_Stated exercise:_
Update the part of the data that opens with the line containing "paragraph-5 [45, 1833, 1480, 2182]" and closes with the line containing "org-title: AMT NORDSEE-TREENE" by changing "Holzbank" to "Sitzbank", and leave everything else in those lines as it is. Return only those lines.

Start of Supplied material

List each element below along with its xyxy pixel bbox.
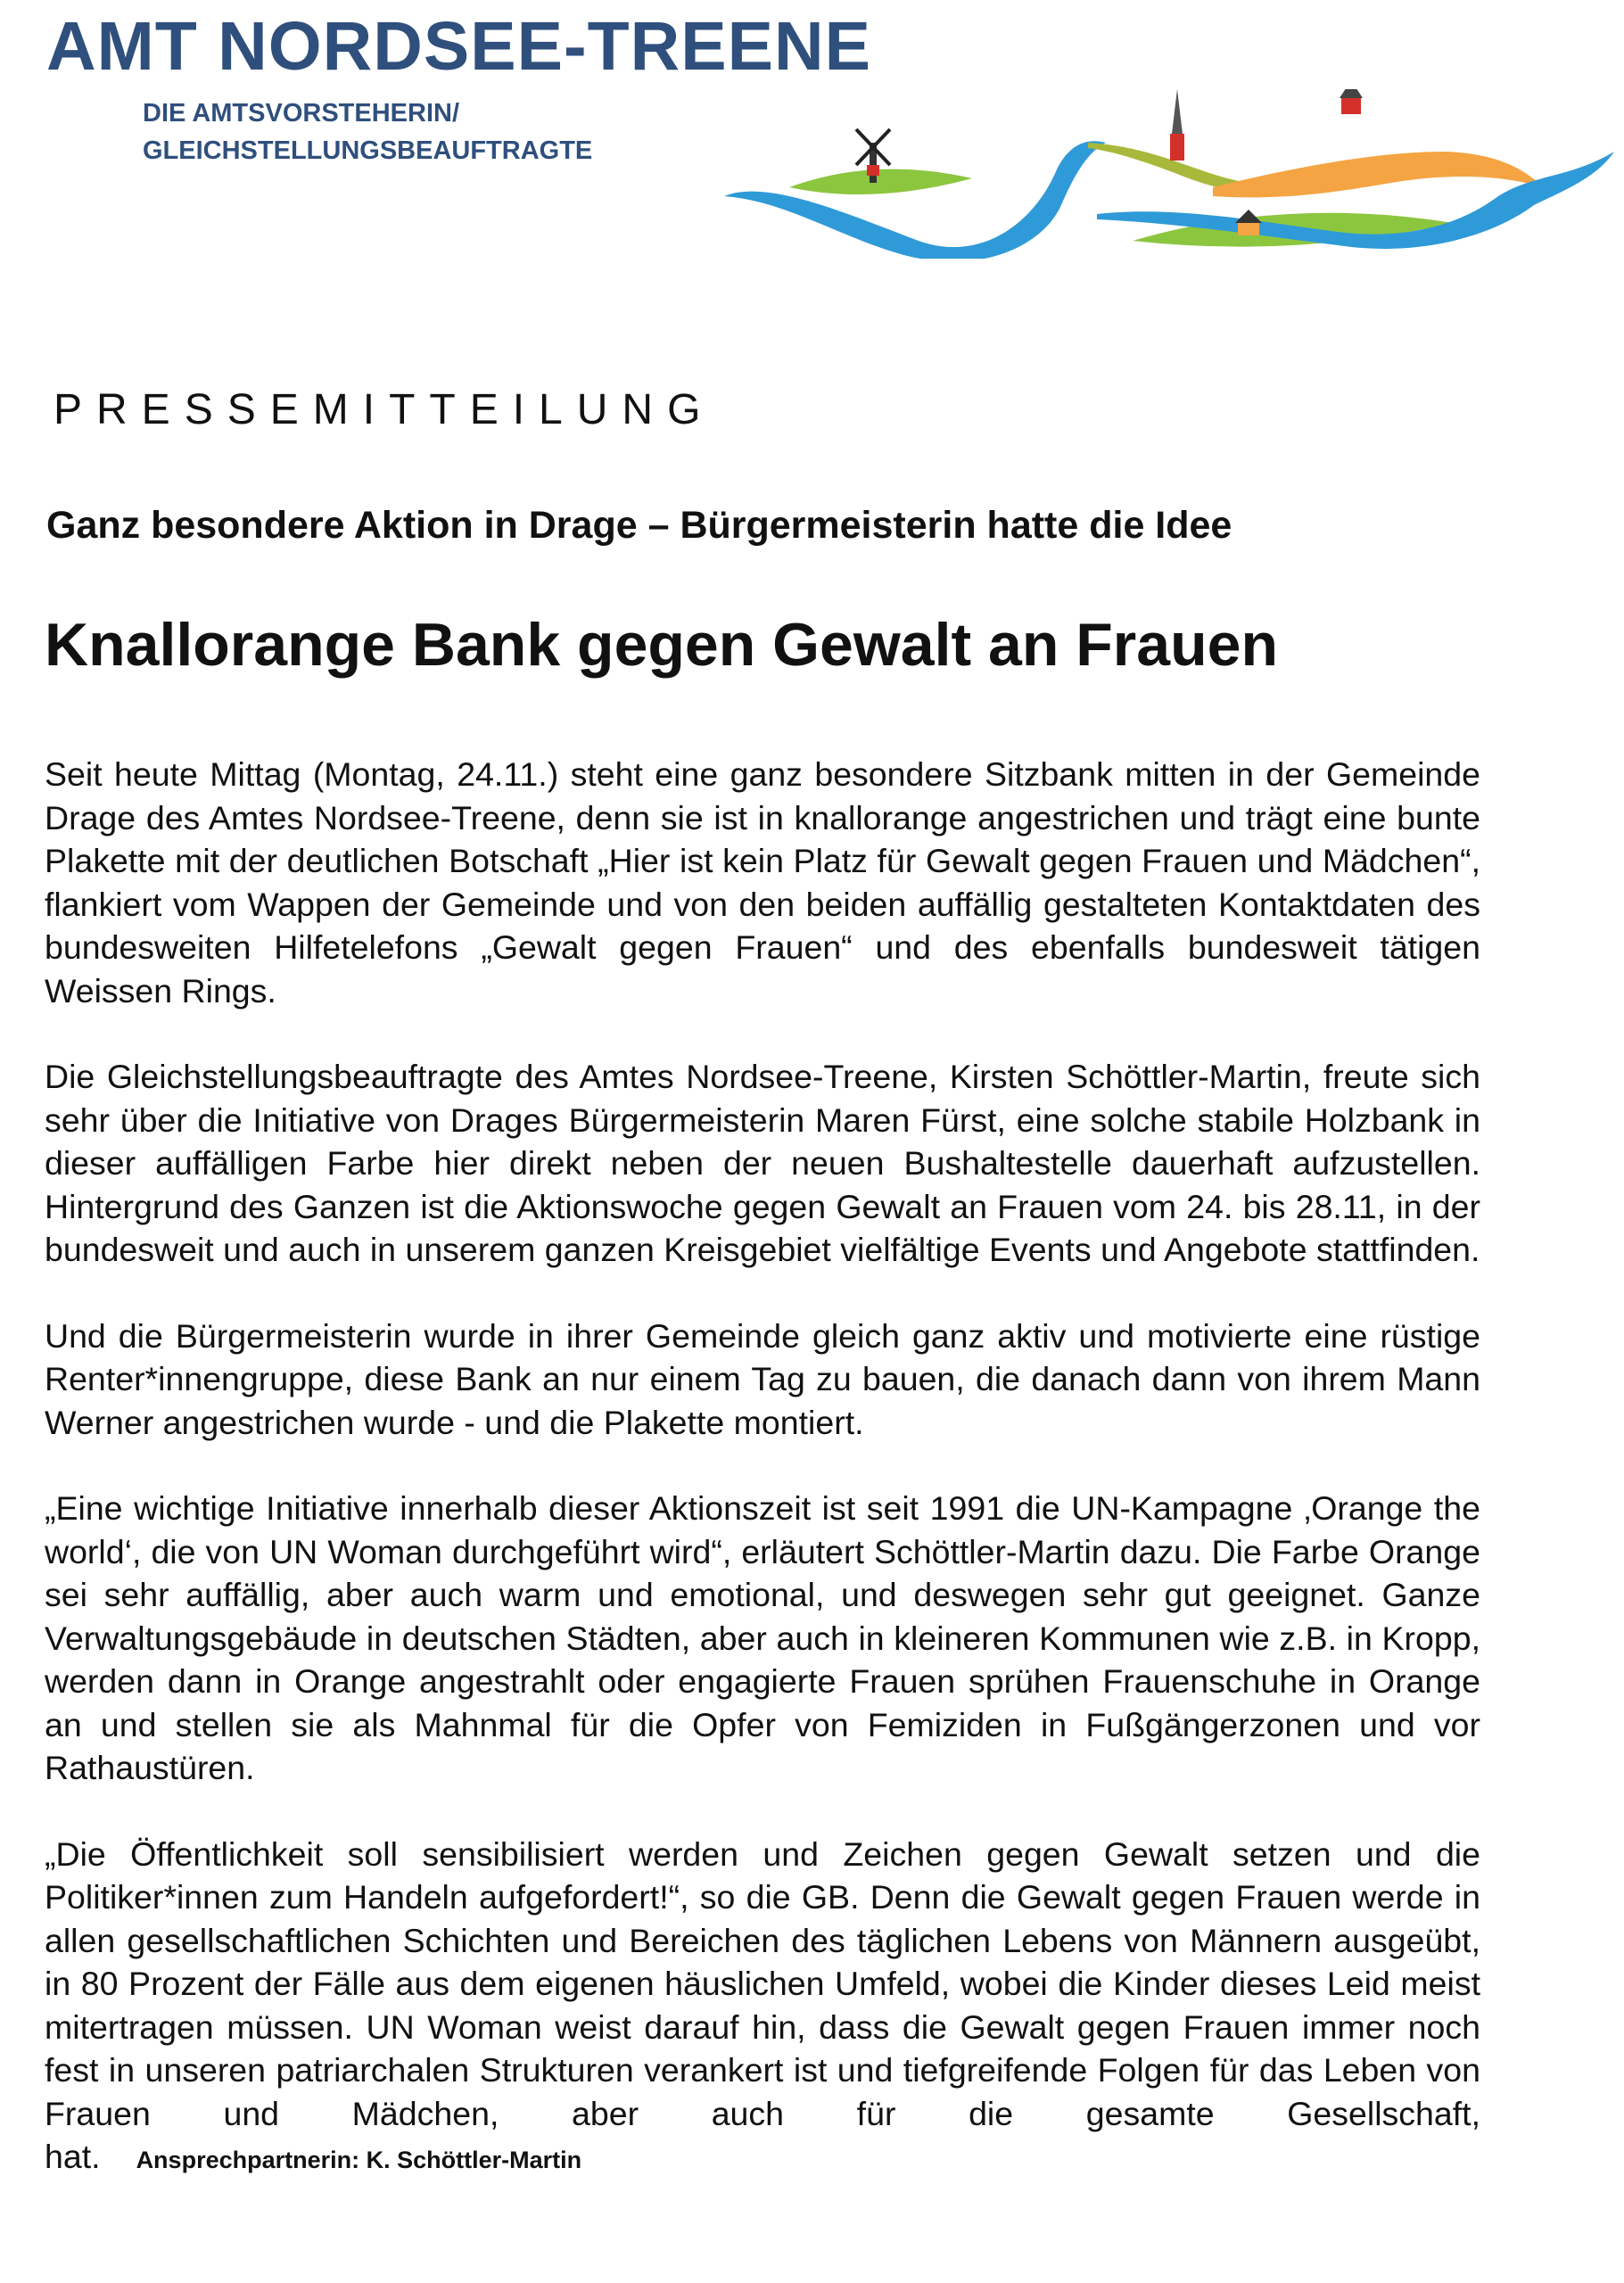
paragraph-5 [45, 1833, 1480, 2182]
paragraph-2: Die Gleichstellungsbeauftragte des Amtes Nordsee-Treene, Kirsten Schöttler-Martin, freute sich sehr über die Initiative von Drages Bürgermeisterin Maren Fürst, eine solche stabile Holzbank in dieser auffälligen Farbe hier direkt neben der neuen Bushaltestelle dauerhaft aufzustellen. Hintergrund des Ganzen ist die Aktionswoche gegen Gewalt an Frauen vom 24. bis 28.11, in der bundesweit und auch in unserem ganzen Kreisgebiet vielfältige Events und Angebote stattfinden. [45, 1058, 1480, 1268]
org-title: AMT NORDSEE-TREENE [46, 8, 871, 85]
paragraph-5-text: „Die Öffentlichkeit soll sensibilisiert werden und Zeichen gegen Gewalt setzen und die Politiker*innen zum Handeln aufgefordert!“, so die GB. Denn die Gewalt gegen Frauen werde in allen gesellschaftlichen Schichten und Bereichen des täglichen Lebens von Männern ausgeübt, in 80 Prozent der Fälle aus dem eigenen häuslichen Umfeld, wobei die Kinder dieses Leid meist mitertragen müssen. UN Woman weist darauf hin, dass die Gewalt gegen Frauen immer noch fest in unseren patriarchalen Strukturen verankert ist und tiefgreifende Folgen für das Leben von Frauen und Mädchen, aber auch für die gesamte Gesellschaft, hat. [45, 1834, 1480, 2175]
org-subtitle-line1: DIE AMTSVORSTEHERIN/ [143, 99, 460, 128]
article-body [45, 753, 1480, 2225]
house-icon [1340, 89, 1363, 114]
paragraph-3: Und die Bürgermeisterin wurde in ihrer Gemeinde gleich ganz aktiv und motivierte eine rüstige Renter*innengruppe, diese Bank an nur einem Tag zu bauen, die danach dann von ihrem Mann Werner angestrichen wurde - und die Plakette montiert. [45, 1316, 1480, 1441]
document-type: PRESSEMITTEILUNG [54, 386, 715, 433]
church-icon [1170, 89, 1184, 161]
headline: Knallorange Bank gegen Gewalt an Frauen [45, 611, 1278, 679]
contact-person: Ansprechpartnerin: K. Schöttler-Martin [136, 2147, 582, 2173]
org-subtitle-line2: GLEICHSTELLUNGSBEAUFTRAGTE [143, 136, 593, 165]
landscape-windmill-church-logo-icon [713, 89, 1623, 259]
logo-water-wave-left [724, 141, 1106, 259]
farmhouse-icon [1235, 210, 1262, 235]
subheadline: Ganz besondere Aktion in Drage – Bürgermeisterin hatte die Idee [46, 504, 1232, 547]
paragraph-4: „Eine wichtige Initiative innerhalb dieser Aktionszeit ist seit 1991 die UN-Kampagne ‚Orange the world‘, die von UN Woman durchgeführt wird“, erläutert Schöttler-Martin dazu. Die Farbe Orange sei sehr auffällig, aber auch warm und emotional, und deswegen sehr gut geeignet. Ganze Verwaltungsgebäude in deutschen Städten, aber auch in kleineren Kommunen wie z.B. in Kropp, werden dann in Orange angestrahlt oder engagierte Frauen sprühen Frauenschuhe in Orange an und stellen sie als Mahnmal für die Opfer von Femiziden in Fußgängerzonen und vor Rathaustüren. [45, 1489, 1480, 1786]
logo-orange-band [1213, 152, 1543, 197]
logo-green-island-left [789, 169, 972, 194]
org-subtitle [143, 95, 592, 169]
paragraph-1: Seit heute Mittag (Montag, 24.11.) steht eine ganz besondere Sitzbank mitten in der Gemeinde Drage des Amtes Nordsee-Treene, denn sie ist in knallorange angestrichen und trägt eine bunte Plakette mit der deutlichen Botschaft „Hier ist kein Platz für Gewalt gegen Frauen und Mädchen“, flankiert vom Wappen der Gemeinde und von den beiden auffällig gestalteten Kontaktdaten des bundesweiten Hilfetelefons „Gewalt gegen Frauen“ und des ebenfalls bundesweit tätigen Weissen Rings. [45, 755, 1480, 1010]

End of Supplied material
Start of Supplied material

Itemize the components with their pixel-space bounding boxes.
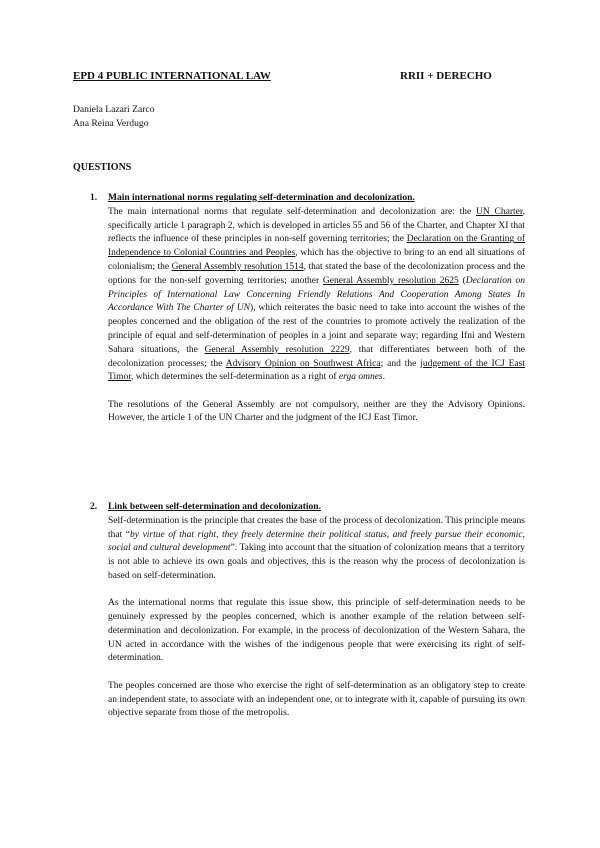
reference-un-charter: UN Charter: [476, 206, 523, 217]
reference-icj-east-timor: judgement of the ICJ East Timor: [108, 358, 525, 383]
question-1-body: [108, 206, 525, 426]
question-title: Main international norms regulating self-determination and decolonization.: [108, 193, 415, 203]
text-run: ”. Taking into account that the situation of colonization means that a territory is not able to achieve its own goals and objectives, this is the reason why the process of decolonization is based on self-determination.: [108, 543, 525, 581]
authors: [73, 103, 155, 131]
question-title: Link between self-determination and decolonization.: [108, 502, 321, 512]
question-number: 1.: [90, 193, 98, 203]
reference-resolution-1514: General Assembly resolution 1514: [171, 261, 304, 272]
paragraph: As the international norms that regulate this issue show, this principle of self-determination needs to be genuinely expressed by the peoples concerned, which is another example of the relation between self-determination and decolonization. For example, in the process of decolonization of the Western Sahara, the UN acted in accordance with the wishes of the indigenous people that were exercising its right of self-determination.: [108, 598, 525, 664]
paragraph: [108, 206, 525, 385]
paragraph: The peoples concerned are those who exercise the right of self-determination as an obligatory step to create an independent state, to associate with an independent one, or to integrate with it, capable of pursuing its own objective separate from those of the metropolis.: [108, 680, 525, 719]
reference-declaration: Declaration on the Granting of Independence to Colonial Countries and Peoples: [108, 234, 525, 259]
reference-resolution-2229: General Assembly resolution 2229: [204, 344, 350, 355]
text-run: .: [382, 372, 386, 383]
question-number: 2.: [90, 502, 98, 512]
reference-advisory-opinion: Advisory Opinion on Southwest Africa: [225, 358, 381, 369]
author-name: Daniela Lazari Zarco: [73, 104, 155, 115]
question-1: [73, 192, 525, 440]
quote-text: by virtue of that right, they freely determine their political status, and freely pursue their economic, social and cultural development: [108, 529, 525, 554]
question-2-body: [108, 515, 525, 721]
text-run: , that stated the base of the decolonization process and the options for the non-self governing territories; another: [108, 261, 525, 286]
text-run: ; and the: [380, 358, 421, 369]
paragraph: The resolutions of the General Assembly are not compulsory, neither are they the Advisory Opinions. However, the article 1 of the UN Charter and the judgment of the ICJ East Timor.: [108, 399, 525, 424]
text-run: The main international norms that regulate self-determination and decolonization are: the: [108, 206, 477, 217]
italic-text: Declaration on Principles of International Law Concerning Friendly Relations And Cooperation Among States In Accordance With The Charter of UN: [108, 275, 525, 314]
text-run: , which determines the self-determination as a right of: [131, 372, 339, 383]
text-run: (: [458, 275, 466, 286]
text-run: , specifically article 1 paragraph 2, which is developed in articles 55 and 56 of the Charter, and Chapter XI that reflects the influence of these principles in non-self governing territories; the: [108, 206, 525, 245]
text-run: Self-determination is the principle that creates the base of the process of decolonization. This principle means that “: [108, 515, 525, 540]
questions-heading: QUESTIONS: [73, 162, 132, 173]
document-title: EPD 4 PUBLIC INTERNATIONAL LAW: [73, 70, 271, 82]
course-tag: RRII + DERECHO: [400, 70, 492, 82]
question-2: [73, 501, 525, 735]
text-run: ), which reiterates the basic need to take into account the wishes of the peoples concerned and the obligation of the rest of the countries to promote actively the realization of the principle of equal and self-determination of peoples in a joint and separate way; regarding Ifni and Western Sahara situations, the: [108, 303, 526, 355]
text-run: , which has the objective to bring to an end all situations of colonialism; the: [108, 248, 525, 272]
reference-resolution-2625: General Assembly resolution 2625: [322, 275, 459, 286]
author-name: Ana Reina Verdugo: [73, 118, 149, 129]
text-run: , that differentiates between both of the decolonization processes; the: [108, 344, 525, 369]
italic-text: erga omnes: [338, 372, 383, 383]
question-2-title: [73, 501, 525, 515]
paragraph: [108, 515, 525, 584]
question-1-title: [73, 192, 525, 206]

End of Supplied material

_Written solution:_
paragraph-5 [45, 1833, 1480, 2182]
paragraph-2: Die Gleichstellungsbeauftragte des Amtes Nordsee-Treene, Kirsten Schöttler-Martin, freute sich sehr über die Initiative von Drages Bürgermeisterin Maren Fürst, eine solche stabile Sitzbank in dieser auffälligen Farbe hier direkt neben der neuen Bushaltestelle dauerhaft aufzustellen. Hintergrund des Ganzen ist die Aktionswoche gegen Gewalt an Frauen vom 24. bis 28.11, in der bundesweit und auch in unserem ganzen Kreisgebiet vielfältige Events und Angebote stattfinden. [45, 1058, 1480, 1268]
org-title: AMT NORDSEE-TREENE [46, 8, 871, 85]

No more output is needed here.